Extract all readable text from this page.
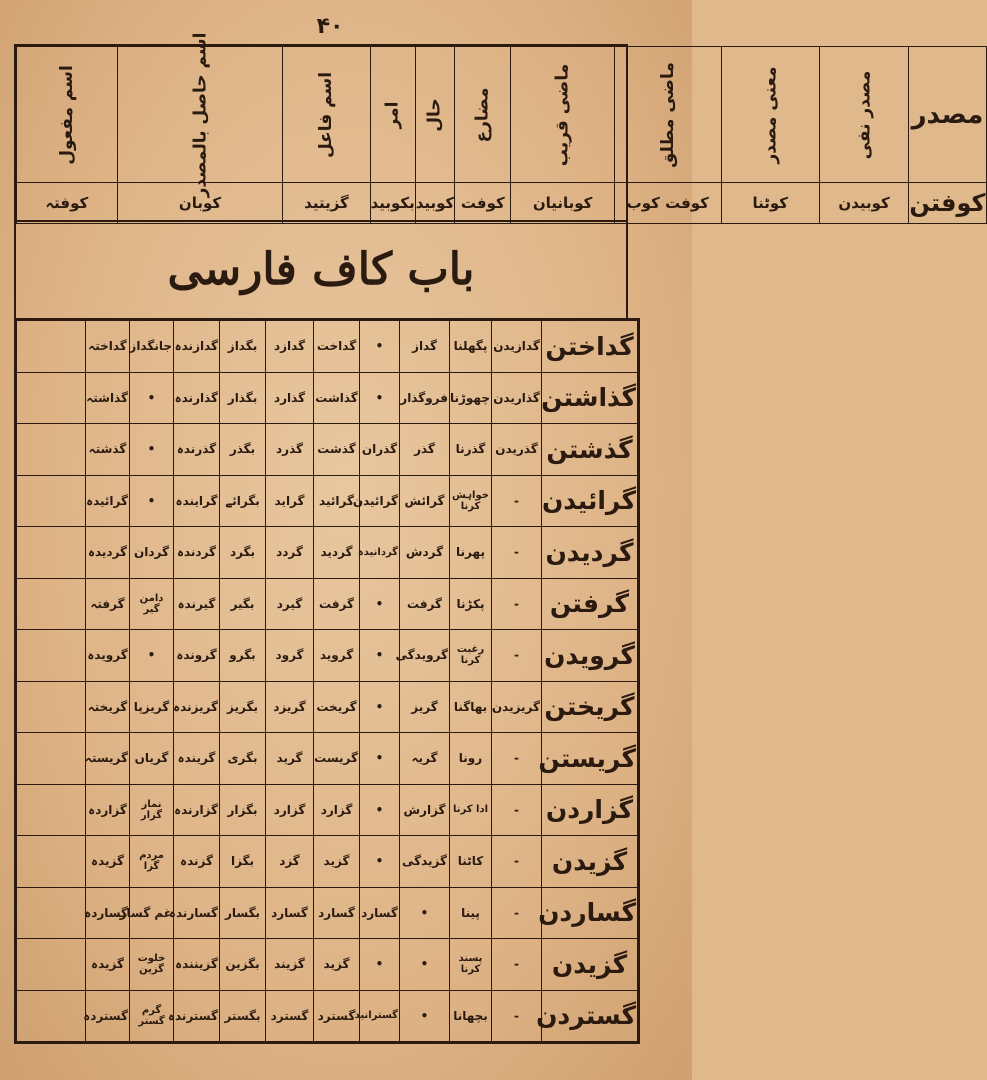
۴۰
مصدر	مصدر نفی	معنی مصدر	ماضی مطلق	ماضی قریب	مضارع	حال	امر	اسم فاعل	اسم حاصل بالمصدر	اسم مفعول
کوفتن	کوبیدن	کوٹنا	کوفت کوب	کوبانیان	کوفت	کوبید	بکوبید	گزیتید	کوبان	کوفتہ
باب کاف فارسی
گداختن	گدازیدن	پگھلنا	گداز	•	گداخت	گدازد	بگداز	گدازندہ	جانگداز	گداختہ	
گذاشتن	گذاریدن	چھوڑنا	فروگذار	•	گذاشت	گذارد	بگذار	گذارندہ	•	گذاشتہ	
گذشتن	گذریدن	گذرنا	گذر	گذران	گذشت	گذرد	بگذر	گذرندہ	•	گذشتہ	
گرائیدن	-	خواہش کرنا	گرائش	گرائیدن	گرائید	گراید	بگرائے	گرایندہ	•	گرائیدہ	
گردیدن	-	پھرنا	گردش	گردانیدہ	گردید	گردد	بگرد	گردندہ	گردان	گردیدہ	
گرفتن	-	پکڑنا	گرفت	•	گرفت	گیرد	بگیر	گیرندہ	دامن گیر	گرفتہ	
گرویدن	-	رغبت کرنا	گرویدگی	•	گروید	گرود	بگرو	گروندہ	•	گرویدہ	
گریختن	گریزیدن	بھاگنا	گریز	•	گریخت	گریزد	بگریز	گریزندہ	گریزپا	گریختہ	
گریستن	-	رونا	گریہ	•	گریست	گرید	بگری	گریندہ	گریاں	گریستہ	
گزاردن	-	ادا کرنا	گزارش	•	گزارد	گزارد	بگزار	گزارندہ	نماز گزار	گزاردہ	
گزیدن	-	کاٹنا	گزیدگی	•	گزید	گزد	بگزا	گزندہ	مردم گزا	گزیدہ	
گساردن	-	پینا	•	گسارد	گسارد	گسارد	بگسار	گسارندہ	غم گسار	گساردہ	
گزیدن	-	پسند کرنا	•	•	گزید	گزیند	بگزین	گزینندہ	خلوت گزین	گزیدہ	
گستردن	-	بچھانا	•	گسترانید	گسترد	گسترد	بگستر	گسترندہ	گرم گستر	گستردہ	
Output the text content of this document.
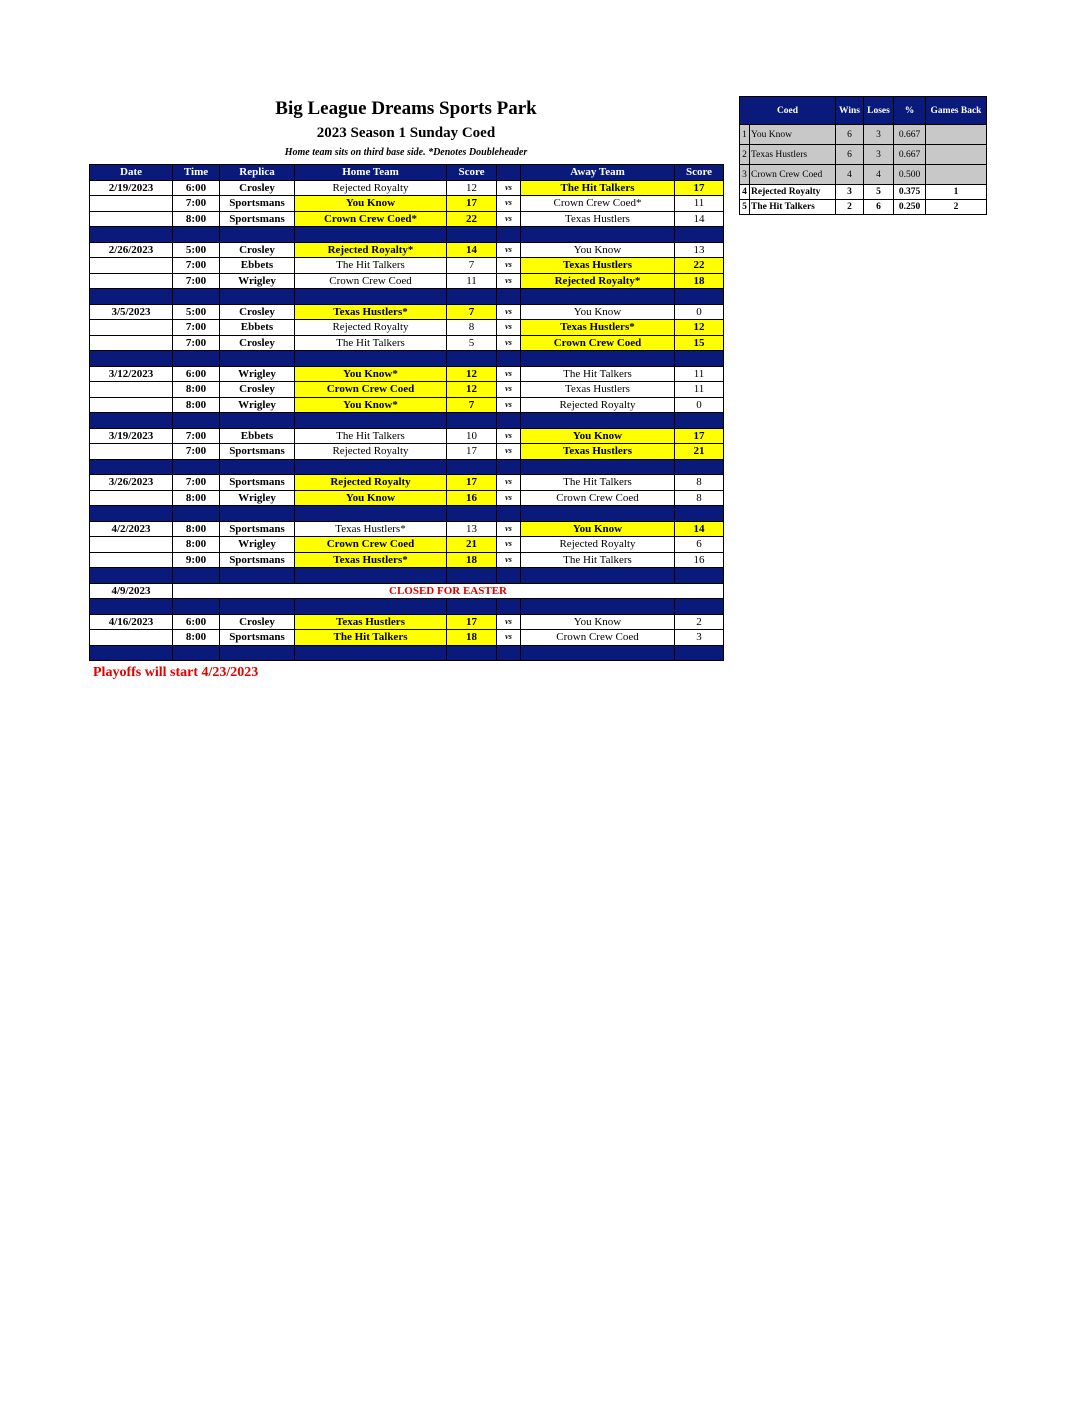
Big League Dreams Sports Park
2023 Season 1 Sunday Coed
Home team sits on third base side. *Denotes Doubleheader
Date	Time	Replica	Home Team	Score		Away Team	Score
2/19/2023	6:00	Crosley	Rejected Royalty	12	vs	The Hit Talkers	17
	7:00	Sportsmans	You Know	17	vs	Crown Crew Coed*	11
	8:00	Sportsmans	Crown Crew Coed*	22	vs	Texas Hustlers	14

2/26/2023	5:00	Crosley	Rejected Royalty*	14	vs	You Know	13
	7:00	Ebbets	The Hit Talkers	7	vs	Texas Hustlers	22
	7:00	Wrigley	Crown Crew Coed	11	vs	Rejected Royalty*	18

3/5/2023	5:00	Crosley	Texas Hustlers*	7	vs	You Know	0
	7:00	Ebbets	Rejected Royalty	8	vs	Texas Hustlers*	12
	7:00	Crosley	The Hit Talkers	5	vs	Crown Crew Coed	15

3/12/2023	6:00	Wrigley	You Know*	12	vs	The Hit Talkers	11
	8:00	Crosley	Crown Crew Coed	12	vs	Texas Hustlers	11
	8:00	Wrigley	You Know*	7	vs	Rejected Royalty	0

3/19/2023	7:00	Ebbets	The Hit Talkers	10	vs	You Know	17
	7:00	Sportsmans	Rejected Royalty	17	vs	Texas Hustlers	21

3/26/2023	7:00	Sportsmans	Rejected Royalty	17	vs	The Hit Talkers	8
	8:00	Wrigley	You Know	16	vs	Crown Crew Coed	8

4/2/2023	8:00	Sportsmans	Texas Hustlers*	13	vs	You Know	14
	8:00	Wrigley	Crown Crew Coed	21	vs	Rejected Royalty	6
	9:00	Sportsmans	Texas Hustlers*	18	vs	The Hit Talkers	16

4/9/2023	CLOSED FOR EASTER						

4/16/2023	6:00	Crosley	Texas Hustlers	17	vs	You Know	2
	8:00	Sportsmans	The Hit Talkers	18	vs	Crown Crew Coed	3

Playoffs will start 4/23/2023
Coed		Wins	Loses	%	Games Back
1	You Know	6	3	0.667	
2	Texas Hustlers	6	3	0.667	
3	Crown Crew Coed	4	4	0.500	
4	Rejected Royalty	3	5	0.375	1
5	The Hit Talkers	2	6	0.250	2
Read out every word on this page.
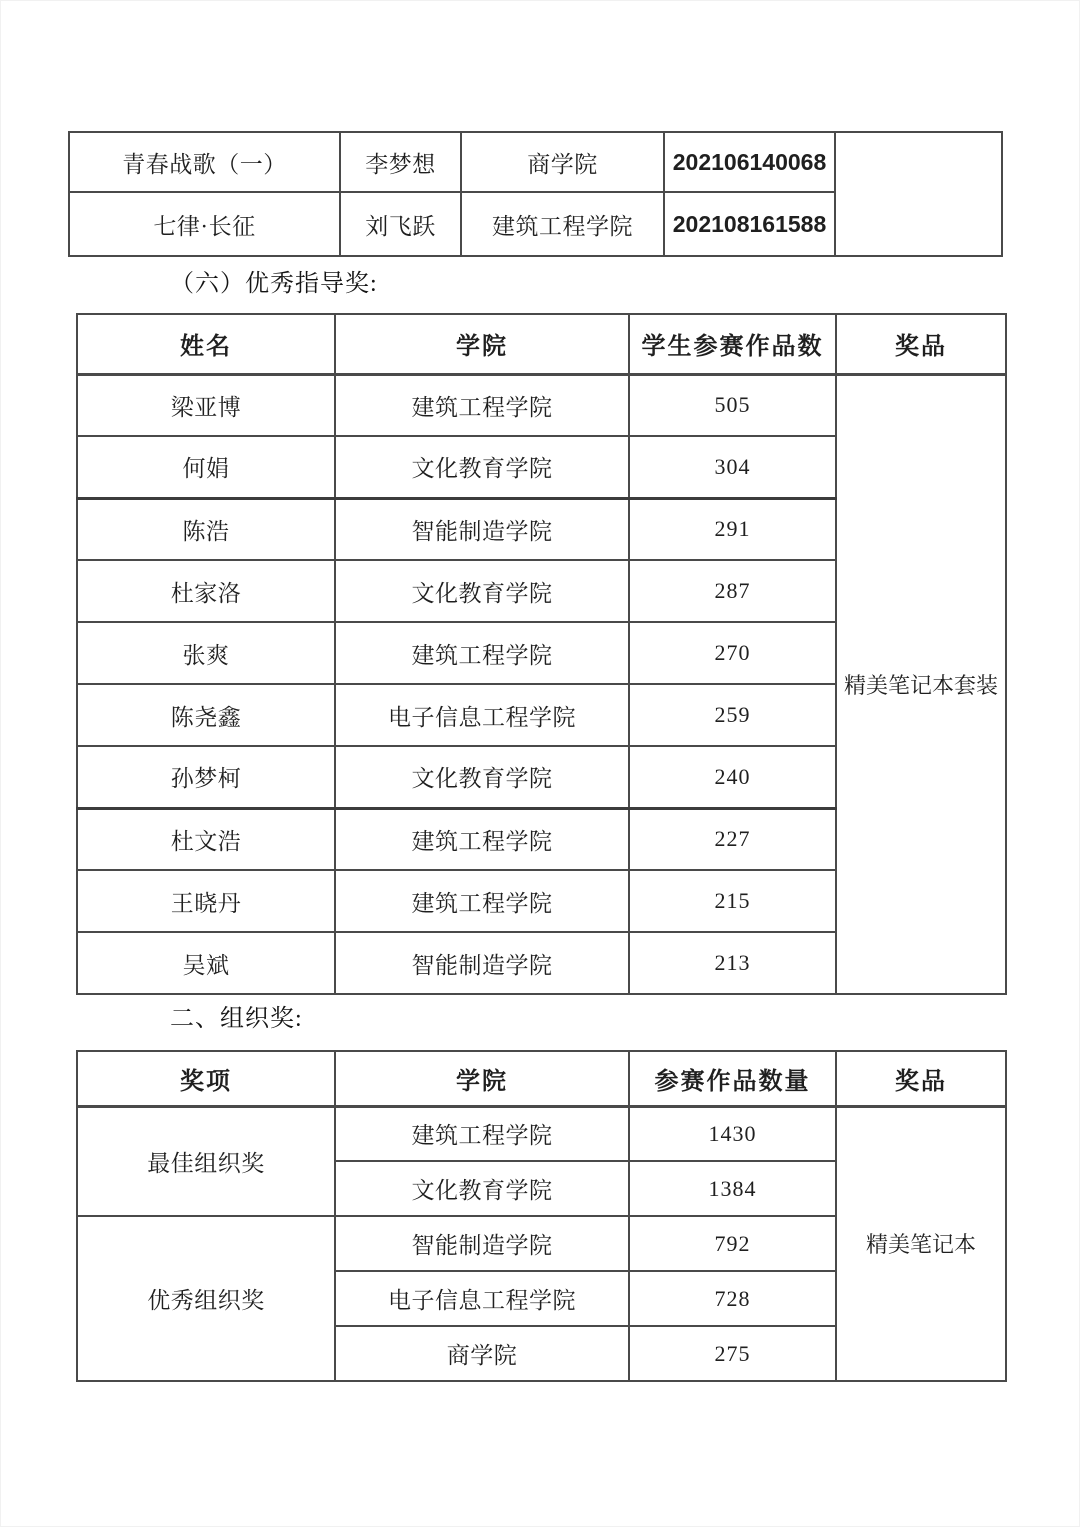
青春战歌（一）	李梦想	商学院	202106140068	
七律·长征	刘飞跃	建筑工程学院	202108161588	
（六）优秀指导奖:
姓名	学院	学生参赛作品数	奖品
梁亚博	建筑工程学院	505	精美笔记本套装
何娟	文化教育学院	304	
陈浩	智能制造学院	291	
杜家洛	文化教育学院	287	
张爽	建筑工程学院	270	
陈尧鑫	电子信息工程学院	259	
孙梦柯	文化教育学院	240	
杜文浩	建筑工程学院	227	
王晓丹	建筑工程学院	215	
吴斌	智能制造学院	213	
二、组织奖:
奖项	学院	参赛作品数量	奖品
最佳组织奖	建筑工程学院	1430	精美笔记本
	文化教育学院	1384	
优秀组织奖	智能制造学院	792	
	电子信息工程学院	728	
	商学院	275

EXERCISE OBJECTIVE: Repeat each entry precisely as it appears. Leave the pictures out.

SOLVED EXERCISE:
Extract all readable text from this page.
۴۰
مصدر	مصدر نفی	معنی مصدر	ماضی مطلق	ماضی قریب	مضارع	حال	امر	اسم فاعل	اسم حاصل بالمصدر	اسم مفعول
کوفتن	کوبیدن	کوٹنا	کوفت کوب	کوبانیان	کوفت	کوبید	بکوبید	گزیتید	کوبان	کوفتہ
باب کاف فارسی
گداختن	گدازیدن	پگھلنا	گداز	•	گداخت	گدازد	بگداز	گدازندہ	جانگداز	گداختہ	
گذاشتن	گذاریدن	چھوڑنا	فروگذار	•	گذاشت	گذارد	بگذار	گذارندہ	•	گذاشتہ	
گذشتن	گذریدن	گذرنا	گذر	گذران	گذشت	گذرد	بگذر	گذرندہ	•	گذشتہ	
گرائیدن	-	خواہش کرنا	گرائش	گرائیدن	گرائید	گراید	بگرائے	گرایندہ	•	گرائیدہ	
گردیدن	-	پھرنا	گردش	گردانیدہ	گردید	گردد	بگرد	گردندہ	گردان	گردیدہ	
گرفتن	-	پکڑنا	گرفت	•	گرفت	گیرد	بگیر	گیرندہ	دامن گیر	گرفتہ	
گرویدن	-	رغبت کرنا	گرویدگی	•	گروید	گرود	بگرو	گروندہ	•	گرویدہ	
گریختن	گریزیدن	بھاگنا	گریز	•	گریخت	گریزد	بگریز	گریزندہ	گریزپا	گریختہ	
گریستن	-	رونا	گریہ	•	گریست	گرید	بگری	گریندہ	گریاں	گریستہ	
گزاردن	-	ادا کرنا	گزارش	•	گزارد	گزارد	بگزار	گزارندہ	نماز گزار	گزاردہ	
گزیدن	-	کاٹنا	گزیدگی	•	گزید	گزد	بگزا	گزندہ	مردم گزا	گزیدہ	
گساردن	-	پینا	•	گسارد	گسارد	گسارد	بگسار	گسارندہ	غم گسار	گساردہ	
گزیدن	-	پسند کرنا	•	•	گزید	گزیند	بگزین	گزینندہ	خلوت گزین	گزیدہ	
گستردن	-	بچھانا	•	گسترانید	گسترد	گسترد	بگستر	گسترندہ	گرم گستر	گستردہ	
Output the text content of this document.
Big League Dreams Sports Park
2023 Season 1 Sunday Coed
Home team sits on third base side. *Denotes Doubleheader
Date	Time	Replica	Home Team	Score		Away Team	Score
2/19/2023	6:00	Crosley	Rejected Royalty	12	vs	The Hit Talkers	17
	7:00	Sportsmans	You Know	17	vs	Crown Crew Coed*	11
	8:00	Sportsmans	Crown Crew Coed*	22	vs	Texas Hustlers	14

2/26/2023	5:00	Crosley	Rejected Royalty*	14	vs	You Know	13
	7:00	Ebbets	The Hit Talkers	7	vs	Texas Hustlers	22
	7:00	Wrigley	Crown Crew Coed	11	vs	Rejected Royalty*	18

3/5/2023	5:00	Crosley	Texas Hustlers*	7	vs	You Know	0
	7:00	Ebbets	Rejected Royalty	8	vs	Texas Hustlers*	12
	7:00	Crosley	The Hit Talkers	5	vs	Crown Crew Coed	15

3/12/2023	6:00	Wrigley	You Know*	12	vs	The Hit Talkers	11
	8:00	Crosley	Crown Crew Coed	12	vs	Texas Hustlers	11
	8:00	Wrigley	You Know*	7	vs	Rejected Royalty	0

3/19/2023	7:00	Ebbets	The Hit Talkers	10	vs	You Know	17
	7:00	Sportsmans	Rejected Royalty	17	vs	Texas Hustlers	21

3/26/2023	7:00	Sportsmans	Rejected Royalty	17	vs	The Hit Talkers	8
	8:00	Wrigley	You Know	16	vs	Crown Crew Coed	8

4/2/2023	8:00	Sportsmans	Texas Hustlers*	13	vs	You Know	14
	8:00	Wrigley	Crown Crew Coed	21	vs	Rejected Royalty	6
	9:00	Sportsmans	Texas Hustlers*	18	vs	The Hit Talkers	16

4/9/2023	CLOSED FOR EASTER						

4/16/2023	6:00	Crosley	Texas Hustlers	17	vs	You Know	2
	8:00	Sportsmans	The Hit Talkers	18	vs	Crown Crew Coed	3

Playoffs will start 4/23/2023
Coed		Wins	Loses	%	Games Back
1	You Know	6	3	0.667	
2	Texas Hustlers	6	3	0.667	
3	Crown Crew Coed	4	4	0.500	
4	Rejected Royalty	3	5	0.375	1
5	The Hit Talkers	2	6	0.250	2
Read out every word on this page.
青春战歌（一）	李梦想	商学院	202106140068	
七律·长征	刘飞跃	建筑工程学院	202108161588	
（六）优秀指导奖:
姓名	学院	学生参赛作品数	奖品
梁亚博	建筑工程学院	505	精美笔记本套装
何娟	文化教育学院	304	
陈浩	智能制造学院	291	
杜家洛	文化教育学院	287	
张爽	建筑工程学院	270	
陈尧鑫	电子信息工程学院	259	
孙梦柯	文化教育学院	240	
杜文浩	建筑工程学院	227	
王晓丹	建筑工程学院	215	
吴斌	智能制造学院	213	
二、组织奖:
奖项	学院	参赛作品数量	奖品
最佳组织奖	建筑工程学院	1430	精美笔记本
	文化教育学院	1384	
优秀组织奖	智能制造学院	792	
	电子信息工程学院	728	
	商学院	275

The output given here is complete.